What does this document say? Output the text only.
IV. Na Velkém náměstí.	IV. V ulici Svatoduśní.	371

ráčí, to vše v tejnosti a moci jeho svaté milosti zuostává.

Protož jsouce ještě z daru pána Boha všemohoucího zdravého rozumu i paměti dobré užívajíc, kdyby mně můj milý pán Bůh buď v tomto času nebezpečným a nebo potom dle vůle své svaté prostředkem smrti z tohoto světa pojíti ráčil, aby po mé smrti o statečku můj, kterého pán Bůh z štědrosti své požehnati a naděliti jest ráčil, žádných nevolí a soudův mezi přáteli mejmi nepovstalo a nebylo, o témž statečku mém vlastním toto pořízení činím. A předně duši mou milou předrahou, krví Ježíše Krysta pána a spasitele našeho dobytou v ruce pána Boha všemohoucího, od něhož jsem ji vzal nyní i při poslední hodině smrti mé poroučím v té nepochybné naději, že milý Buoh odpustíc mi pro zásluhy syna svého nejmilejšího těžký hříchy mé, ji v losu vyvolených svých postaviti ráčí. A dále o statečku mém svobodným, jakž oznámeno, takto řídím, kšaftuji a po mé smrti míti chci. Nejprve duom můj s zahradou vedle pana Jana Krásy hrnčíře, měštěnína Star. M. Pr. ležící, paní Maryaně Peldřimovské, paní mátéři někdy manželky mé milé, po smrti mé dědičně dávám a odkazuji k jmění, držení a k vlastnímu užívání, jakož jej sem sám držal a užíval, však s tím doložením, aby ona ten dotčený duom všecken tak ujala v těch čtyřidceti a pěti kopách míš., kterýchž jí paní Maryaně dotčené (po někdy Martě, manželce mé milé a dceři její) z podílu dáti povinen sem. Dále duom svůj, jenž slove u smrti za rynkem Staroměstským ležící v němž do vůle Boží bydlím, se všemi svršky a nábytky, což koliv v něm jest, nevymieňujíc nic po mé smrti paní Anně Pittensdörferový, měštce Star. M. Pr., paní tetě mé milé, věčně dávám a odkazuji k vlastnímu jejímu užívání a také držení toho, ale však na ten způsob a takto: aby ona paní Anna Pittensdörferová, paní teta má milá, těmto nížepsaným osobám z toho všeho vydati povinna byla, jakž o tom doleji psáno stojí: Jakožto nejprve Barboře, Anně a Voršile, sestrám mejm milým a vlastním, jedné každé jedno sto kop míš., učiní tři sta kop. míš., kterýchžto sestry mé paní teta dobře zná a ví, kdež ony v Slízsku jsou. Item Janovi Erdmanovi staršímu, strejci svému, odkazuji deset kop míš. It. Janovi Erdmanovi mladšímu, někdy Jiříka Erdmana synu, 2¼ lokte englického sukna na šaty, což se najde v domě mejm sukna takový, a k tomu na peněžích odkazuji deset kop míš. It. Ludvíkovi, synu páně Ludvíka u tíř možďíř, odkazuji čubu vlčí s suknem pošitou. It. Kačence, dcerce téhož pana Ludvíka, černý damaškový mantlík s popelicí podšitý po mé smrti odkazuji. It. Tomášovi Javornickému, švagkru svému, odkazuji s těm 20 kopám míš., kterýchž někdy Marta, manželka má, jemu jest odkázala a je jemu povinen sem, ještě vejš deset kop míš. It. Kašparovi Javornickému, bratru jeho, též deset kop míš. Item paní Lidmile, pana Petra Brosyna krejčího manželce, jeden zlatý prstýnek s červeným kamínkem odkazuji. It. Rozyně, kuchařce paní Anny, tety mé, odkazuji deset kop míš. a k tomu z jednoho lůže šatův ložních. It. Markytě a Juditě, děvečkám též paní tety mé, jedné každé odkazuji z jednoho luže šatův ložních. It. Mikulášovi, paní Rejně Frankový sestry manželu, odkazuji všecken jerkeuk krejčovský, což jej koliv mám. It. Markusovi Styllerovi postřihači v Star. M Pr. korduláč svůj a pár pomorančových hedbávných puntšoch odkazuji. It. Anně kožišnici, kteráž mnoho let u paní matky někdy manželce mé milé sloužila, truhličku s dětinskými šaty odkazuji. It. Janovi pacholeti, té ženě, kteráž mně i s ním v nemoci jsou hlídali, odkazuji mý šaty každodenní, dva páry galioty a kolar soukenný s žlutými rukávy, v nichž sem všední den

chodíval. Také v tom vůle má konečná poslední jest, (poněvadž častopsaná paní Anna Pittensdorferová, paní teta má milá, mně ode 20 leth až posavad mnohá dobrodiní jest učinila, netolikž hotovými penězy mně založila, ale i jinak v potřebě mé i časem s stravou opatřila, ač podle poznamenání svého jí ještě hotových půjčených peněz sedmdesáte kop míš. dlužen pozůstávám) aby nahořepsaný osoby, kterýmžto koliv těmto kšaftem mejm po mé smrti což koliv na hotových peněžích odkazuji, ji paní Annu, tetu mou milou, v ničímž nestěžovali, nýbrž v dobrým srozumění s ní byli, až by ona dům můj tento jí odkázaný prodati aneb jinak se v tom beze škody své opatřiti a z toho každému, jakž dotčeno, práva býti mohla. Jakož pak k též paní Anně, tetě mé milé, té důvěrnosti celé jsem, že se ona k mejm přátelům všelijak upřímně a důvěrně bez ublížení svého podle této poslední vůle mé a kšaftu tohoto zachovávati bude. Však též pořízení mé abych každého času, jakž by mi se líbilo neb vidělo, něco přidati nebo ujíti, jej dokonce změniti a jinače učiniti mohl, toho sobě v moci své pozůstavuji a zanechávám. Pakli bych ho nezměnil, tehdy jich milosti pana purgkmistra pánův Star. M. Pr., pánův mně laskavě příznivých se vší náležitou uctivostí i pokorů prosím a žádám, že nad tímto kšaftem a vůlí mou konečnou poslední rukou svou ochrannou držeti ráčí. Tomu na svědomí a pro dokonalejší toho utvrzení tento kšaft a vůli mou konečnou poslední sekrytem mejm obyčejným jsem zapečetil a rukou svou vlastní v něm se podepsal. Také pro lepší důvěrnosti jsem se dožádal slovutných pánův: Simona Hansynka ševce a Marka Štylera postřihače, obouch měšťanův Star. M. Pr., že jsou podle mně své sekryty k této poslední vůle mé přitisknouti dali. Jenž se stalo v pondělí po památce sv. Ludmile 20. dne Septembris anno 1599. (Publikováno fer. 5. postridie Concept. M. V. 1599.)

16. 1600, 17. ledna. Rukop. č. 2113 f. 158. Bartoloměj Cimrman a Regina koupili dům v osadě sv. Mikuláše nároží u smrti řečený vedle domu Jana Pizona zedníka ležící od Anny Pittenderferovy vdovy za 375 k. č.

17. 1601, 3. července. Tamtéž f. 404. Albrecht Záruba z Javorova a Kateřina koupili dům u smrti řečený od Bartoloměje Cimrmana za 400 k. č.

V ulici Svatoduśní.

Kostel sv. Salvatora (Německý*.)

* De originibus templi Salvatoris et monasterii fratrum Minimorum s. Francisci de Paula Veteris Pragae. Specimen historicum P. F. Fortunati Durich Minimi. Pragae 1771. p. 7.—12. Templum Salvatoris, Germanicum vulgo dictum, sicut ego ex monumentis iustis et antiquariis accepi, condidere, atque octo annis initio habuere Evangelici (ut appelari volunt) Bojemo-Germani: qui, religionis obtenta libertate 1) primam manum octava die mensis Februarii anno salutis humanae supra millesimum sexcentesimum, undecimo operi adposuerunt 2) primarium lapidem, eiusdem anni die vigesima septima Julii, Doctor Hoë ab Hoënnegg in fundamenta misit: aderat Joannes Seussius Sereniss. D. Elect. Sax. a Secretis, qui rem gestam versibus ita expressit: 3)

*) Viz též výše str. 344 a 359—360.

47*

***

Task to complete:
In the entries above, how many lines contain the word "Svatoduśní"? Answer with the number only.

Solution to this exercise:
2